_Exercise_: The listing below should be printed exactly, every line of it. Skip the pictures.

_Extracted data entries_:
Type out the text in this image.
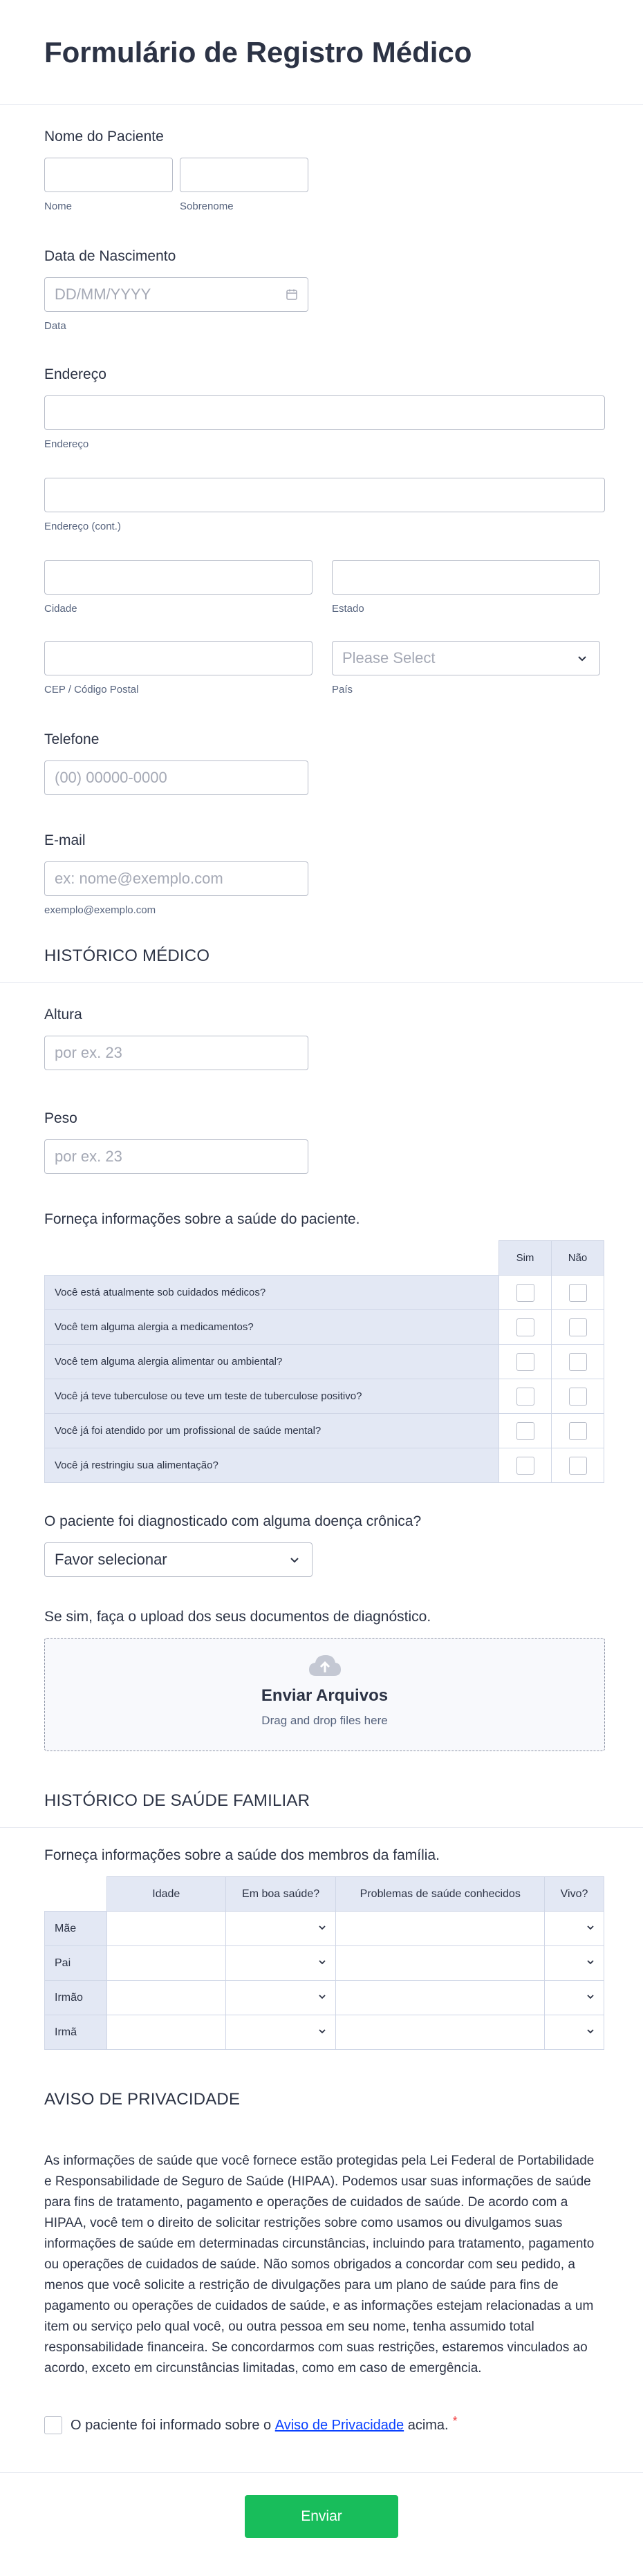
Formulário de Registro Médico
Nome do Paciente
Nome	Sobrenome
Data de Nascimento
DD/MM/YYYY
Data
Endereço
Endereço
Endereço (cont.)
Cidade	Estado
CEP / Código Postal
Please Select
País
Telefone
(00) 00000-0000
E-mail
ex: nome@exemplo.com
exemplo@exemplo.com
HISTÓRICO MÉDICO
Altura
por ex. 23
Peso
por ex. 23
Forneça informações sobre a saúde do paciente.
	Sim	Não
Você está atualmente sob cuidados médicos?		
Você tem alguma alergia a medicamentos?		
Você tem alguma alergia alimentar ou ambiental?		
Você já teve tuberculose ou teve um teste de tuberculose positivo?		
Você já foi atendido por um profissional de saúde mental?		
Você já restringiu sua alimentação?		
O paciente foi diagnosticado com alguma doença crônica?
Favor selecionar
Se sim, faça o upload dos seus documentos de diagnóstico.
Enviar Arquivos
Drag and drop files here
HISTÓRICO DE SAÚDE FAMILIAR
Forneça informações sobre a saúde dos membros da família.
	Idade	Em boa saúde?	Problemas de saúde conhecidos	Vivo?
Mãe		

Pai		

Irmão		

Irmã		

AVISO DE PRIVACIDADE
As informações de saúde que você fornece estão protegidas pela Lei Federal de Portabilidade e Responsabilidade de Seguro de Saúde (HIPAA). Podemos usar suas informações de saúde para fins de tratamento, pagamento e operações de cuidados de saúde. De acordo com a HIPAA, você tem o direito de solicitar restrições sobre como usamos ou divulgamos suas informações de saúde em determinadas circunstâncias, incluindo para tratamento, pagamento ou operações de cuidados de saúde. Não somos obrigados a concordar com seu pedido, a menos que você solicite a restrição de divulgações para um plano de saúde para fins de pagamento ou operações de cuidados de saúde, e as informações estejam relacionadas a um item ou serviço pelo qual você, ou outra pessoa em seu nome, tenha assumido total responsabilidade financeira. Se concordarmos com suas restrições, estaremos vinculados ao acordo, exceto em circunstâncias limitadas, como em caso de emergência.
O paciente foi informado sobre o Aviso de Privacidade acima. *
Enviar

_Completed task_:
Type out the text in this image.
Formulário de Registro Médico
Nome do Paciente
Nome	Sobrenome
Data de Nascimento
DD/MM/YYYY
Data
Endereço
Endereço
Endereço (cont.)
Cidade	Estado
CEP / Código Postal
Please Select
País
Telefone
(00) 00000-0000
E-mail
ex: nome@exemplo.com
exemplo@exemplo.com
HISTÓRICO MÉDICO
Altura
por ex. 23
Peso
por ex. 23
Forneça informações sobre a saúde do paciente.
	Sim	Não
Você está atualmente sob cuidados médicos?		
Você tem alguma alergia a medicamentos?		
Você tem alguma alergia alimentar ou ambiental?		
Você já teve tuberculose ou teve um teste de tuberculose positivo?		
Você já foi atendido por um profissional de saúde mental?		
Você já restringiu sua alimentação?		
O paciente foi diagnosticado com alguma doença crônica?
Favor selecionar
Se sim, faça o upload dos seus documentos de diagnóstico.
Enviar Arquivos
Drag and drop files here
HISTÓRICO DE SAÚDE FAMILIAR
Forneça informações sobre a saúde dos membros da família.
	Idade	Em boa saúde?	Problemas de saúde conhecidos	Vivo?
Mãe		

Pai		

Irmão		

Irmã		

AVISO DE PRIVACIDADE
As informações de saúde que você fornece estão protegidas pela Lei Federal de Portabilidade e Responsabilidade de Seguro de Saúde (HIPAA). Podemos usar suas informações de saúde para fins de tratamento, pagamento e operações de cuidados de saúde. De acordo com a HIPAA, você tem o direito de solicitar restrições sobre como usamos ou divulgamos suas informações de saúde em determinadas circunstâncias, incluindo para tratamento, pagamento ou operações de cuidados de saúde. Não somos obrigados a concordar com seu pedido, a menos que você solicite a restrição de divulgações para um plano de saúde para fins de pagamento ou operações de cuidados de saúde, e as informações estejam relacionadas a um item ou serviço pelo qual você, ou outra pessoa em seu nome, tenha assumido total responsabilidade financeira. Se concordarmos com suas restrições, estaremos vinculados ao acordo, exceto em circunstâncias limitadas, como em caso de emergência.
O paciente foi informado sobre o Aviso de Privacidade acima. *
Enviar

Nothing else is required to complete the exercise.